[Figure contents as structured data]
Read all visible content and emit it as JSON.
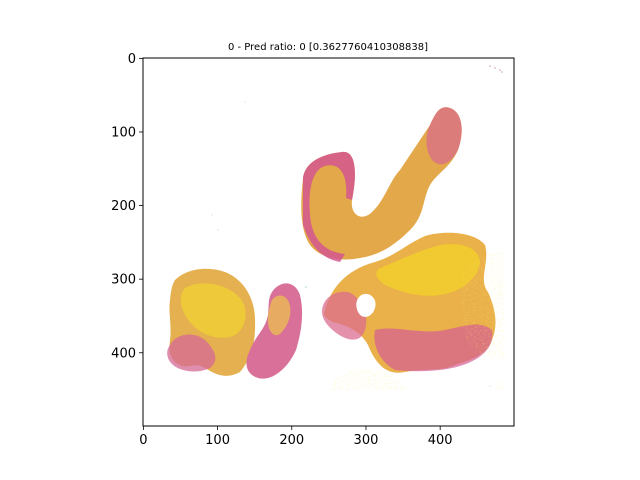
{
  "figure": {
    "title": "0 - Pred ratio: 0 [0.3627760410308838]"
  },
  "axes": {
    "x_ticks": [
      "0",
      "100",
      "200",
      "300",
      "400"
    ],
    "y_ticks": [
      "0",
      "100",
      "200",
      "300",
      "400"
    ],
    "x_tick_values": [
      0,
      100,
      200,
      300,
      400
    ],
    "y_tick_values": [
      0,
      100,
      200,
      300,
      400
    ],
    "xlim": [
      -0.5,
      499.5
    ],
    "ylim": [
      499.5,
      -0.5
    ]
  },
  "image": {
    "subject": "histology tissue slide heatmap",
    "colors": {
      "magenta": "#d0408e",
      "pink": "#e48fb8",
      "orange": "#eea046",
      "yellow": "#f0d21e",
      "background": "#ffffff"
    }
  }
}
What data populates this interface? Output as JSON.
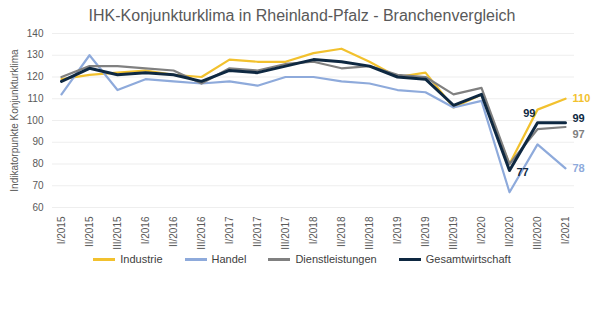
{
  "chart_data": {
    "type": "line",
    "title": "IHK-Konjunkturklima in Rheinland-Pfalz - Branchenvergleich",
    "y_label": "Indikatorpunkte Konjunkturklima",
    "categories": [
      "I/2015",
      "II/2015",
      "III/2015",
      "I/2016",
      "II/2016",
      "III/2016",
      "I/2017",
      "II/2017",
      "III/2017",
      "I/2018",
      "II/2018",
      "III/2018",
      "I/2019",
      "II/2019",
      "III/2019",
      "I/2020",
      "II/2020",
      "III/2020",
      "I/2021"
    ],
    "series": [
      {
        "name": "Industrie",
        "color": "#f2c12e",
        "values": [
          119,
          121,
          122,
          123,
          121,
          120,
          128,
          127,
          127,
          131,
          133,
          127,
          120,
          122,
          106,
          112,
          80,
          105,
          110
        ],
        "value_labels": [
          null,
          null,
          null,
          null,
          null,
          null,
          null,
          null,
          null,
          null,
          null,
          null,
          null,
          null,
          null,
          null,
          null,
          null,
          "110"
        ]
      },
      {
        "name": "Handel",
        "color": "#8eaadb",
        "values": [
          112,
          130,
          114,
          119,
          118,
          117,
          118,
          116,
          120,
          120,
          118,
          117,
          114,
          113,
          106,
          109,
          67,
          89,
          78
        ],
        "value_labels": [
          null,
          null,
          null,
          null,
          null,
          null,
          null,
          null,
          null,
          null,
          null,
          null,
          null,
          null,
          null,
          null,
          null,
          null,
          "78"
        ]
      },
      {
        "name": "Dienstleistungen",
        "color": "#808080",
        "values": [
          120,
          125,
          125,
          124,
          123,
          117,
          124,
          123,
          126,
          127,
          124,
          125,
          121,
          120,
          112,
          115,
          80,
          96,
          97
        ],
        "value_labels": [
          null,
          null,
          null,
          null,
          null,
          null,
          null,
          null,
          null,
          null,
          null,
          null,
          null,
          null,
          null,
          null,
          null,
          null,
          "97"
        ]
      },
      {
        "name": "Gesamtwirtschaft",
        "color": "#0e2841",
        "values": [
          118,
          124,
          121,
          122,
          121,
          118,
          123,
          122,
          125,
          128,
          127,
          125,
          120,
          119,
          107,
          112,
          77,
          99,
          99
        ],
        "value_labels": [
          null,
          null,
          null,
          null,
          null,
          null,
          null,
          null,
          null,
          null,
          null,
          null,
          null,
          null,
          null,
          null,
          "77",
          "99",
          "99"
        ]
      }
    ],
    "ylim": [
      60,
      140
    ],
    "yticks": [
      60,
      70,
      80,
      90,
      100,
      110,
      120,
      130,
      140
    ],
    "grid": true,
    "legend": "bottom",
    "data_labels": true
  }
}
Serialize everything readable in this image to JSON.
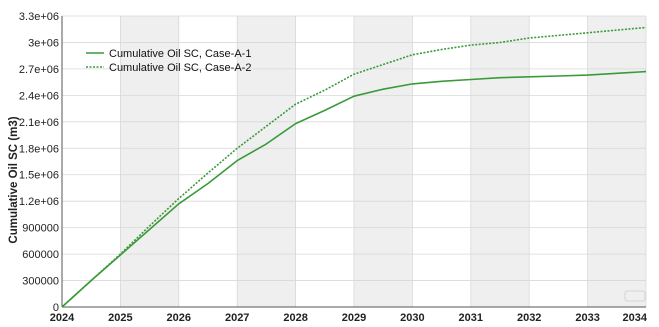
{
  "chart_data": {
    "type": "line",
    "ylabel": "Cumulative Oil SC (m3)",
    "xlabel": "",
    "xlim": [
      2024,
      2034
    ],
    "ylim": [
      0,
      3300000
    ],
    "x_ticks": [
      "2024",
      "2025",
      "2026",
      "2027",
      "2028",
      "2029",
      "2030",
      "2031",
      "2032",
      "2033",
      "2034"
    ],
    "y_ticks": [
      "0",
      "300000",
      "600000",
      "900000",
      "1.2e+06",
      "1.5e+06",
      "1.8e+06",
      "2.1e+06",
      "2.4e+06",
      "2.7e+06",
      "3e+06",
      "3.3e+06"
    ],
    "grid": true,
    "alternating_year_bands": true,
    "legend_position": "top-left",
    "series": [
      {
        "name": "Cumulative Oil SC, Case-A-1",
        "style": "solid",
        "color": "#3a9a3a",
        "x": [
          2024,
          2024.5,
          2025,
          2025.5,
          2026,
          2026.5,
          2027,
          2027.5,
          2028,
          2028.5,
          2029,
          2029.5,
          2030,
          2030.5,
          2031,
          2031.5,
          2032,
          2032.5,
          2033,
          2033.5,
          2034
        ],
        "y": [
          0,
          300000,
          590000,
          880000,
          1170000,
          1400000,
          1660000,
          1850000,
          2080000,
          2230000,
          2390000,
          2470000,
          2530000,
          2560000,
          2580000,
          2600000,
          2610000,
          2620000,
          2630000,
          2650000,
          2670000
        ]
      },
      {
        "name": "Cumulative Oil SC, Case-A-2",
        "style": "dotted",
        "color": "#3a9a3a",
        "x": [
          2024,
          2024.5,
          2025,
          2025.5,
          2026,
          2026.5,
          2027,
          2027.5,
          2028,
          2028.5,
          2029,
          2029.5,
          2030,
          2030.5,
          2031,
          2031.5,
          2032,
          2032.5,
          2033,
          2033.5,
          2034
        ],
        "y": [
          0,
          300000,
          600000,
          920000,
          1230000,
          1520000,
          1800000,
          2050000,
          2300000,
          2460000,
          2640000,
          2750000,
          2860000,
          2920000,
          2970000,
          3000000,
          3050000,
          3080000,
          3110000,
          3140000,
          3170000
        ]
      }
    ]
  }
}
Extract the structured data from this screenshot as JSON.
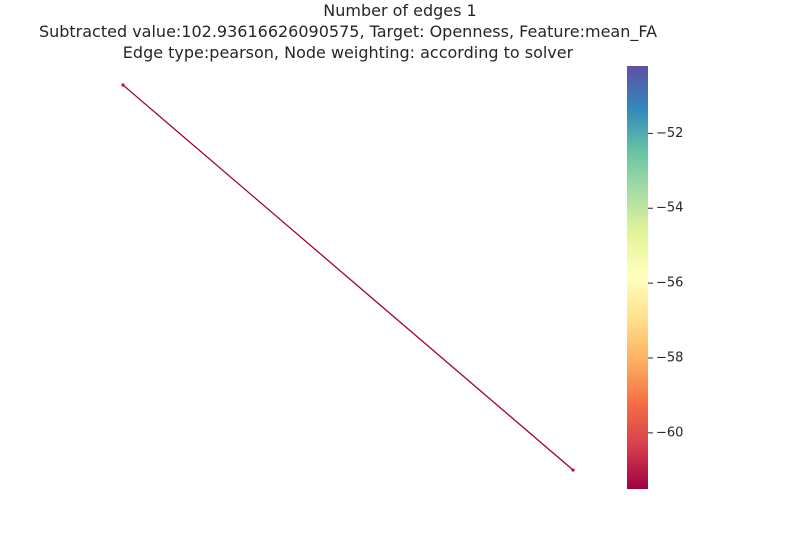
{
  "chart_data": {
    "type": "network",
    "title_lines": [
      "Number of edges 1",
      "Subtracted value:102.93616626090575, Target: Openness, Feature:mean_FA",
      "Edge type:pearson, Node weighting: according to solver"
    ],
    "nodes": [
      {
        "id": "node-a",
        "color": "#b8122f"
      },
      {
        "id": "node-b",
        "color": "#b8122f"
      }
    ],
    "edges": [
      {
        "source": "node-a",
        "target": "node-b",
        "weight": -61.4,
        "color": "#9e0142"
      }
    ],
    "colorbar": {
      "colormap": "Spectral",
      "range": [
        -61.5,
        -50.2
      ],
      "ticks": [
        {
          "value": -52,
          "label": "−52"
        },
        {
          "value": -54,
          "label": "−54"
        },
        {
          "value": -56,
          "label": "−56"
        },
        {
          "value": -58,
          "label": "−58"
        },
        {
          "value": -60,
          "label": "−60"
        }
      ],
      "colors": [
        "#9e0142",
        "#d53e4f",
        "#f46d43",
        "#fdae61",
        "#fee08b",
        "#ffffbf",
        "#e6f598",
        "#abdda4",
        "#66c2a5",
        "#3288bd",
        "#5e4fa2"
      ]
    }
  }
}
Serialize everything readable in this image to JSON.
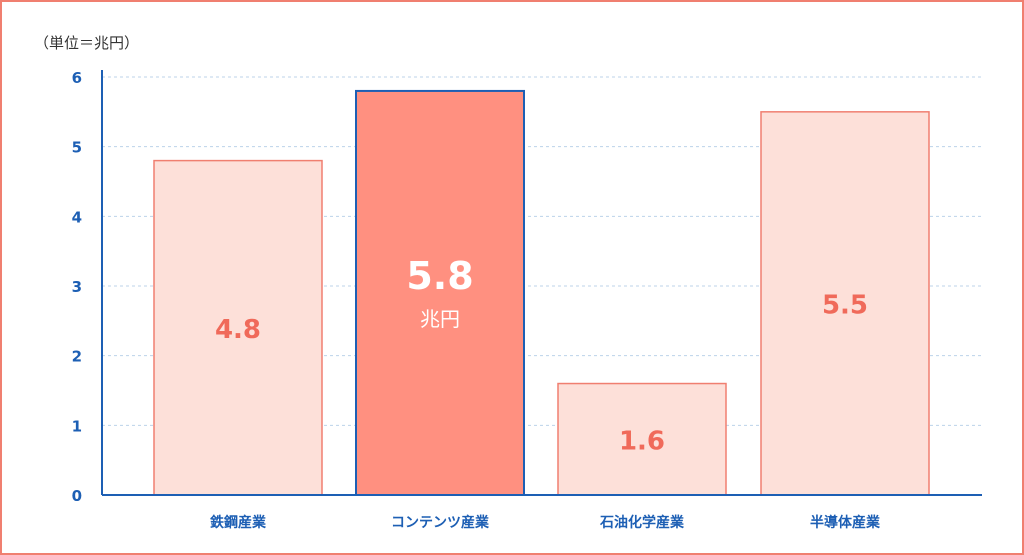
{
  "chart_data": {
    "type": "bar",
    "unit_note": "（単位＝兆円）",
    "categories": [
      "鉄鋼産業",
      "コンテンツ産業",
      "石油化学産業",
      "半導体産業"
    ],
    "values": [
      4.8,
      5.8,
      1.6,
      5.5
    ],
    "value_labels": [
      "4.8",
      "5.8",
      "1.6",
      "5.5"
    ],
    "highlight_index": 1,
    "highlight_unit": "兆円",
    "ylim": [
      0,
      6
    ],
    "yticks": [
      "0",
      "1",
      "2",
      "3",
      "4",
      "5",
      "6"
    ],
    "grid": true,
    "colors": {
      "bar_fill": "#fde0d9",
      "bar_stroke": "#f07f70",
      "highlight_fill": "#ff9080",
      "highlight_stroke": "#1d5fb4",
      "axis": "#1d5fb4",
      "grid": "#bcd3ea",
      "value_text": "#f06a5a",
      "highlight_text": "#ffffff"
    }
  }
}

## PROBLEM
From the listing, copy every line where the string "Cumulative" appears.

## TASK OUTPUT
    "ylabel": "Cumulative Oil SC (m3)",
        "name": "Cumulative Oil SC, Case-A-1",
        "name": "Cumulative Oil SC, Case-A-2",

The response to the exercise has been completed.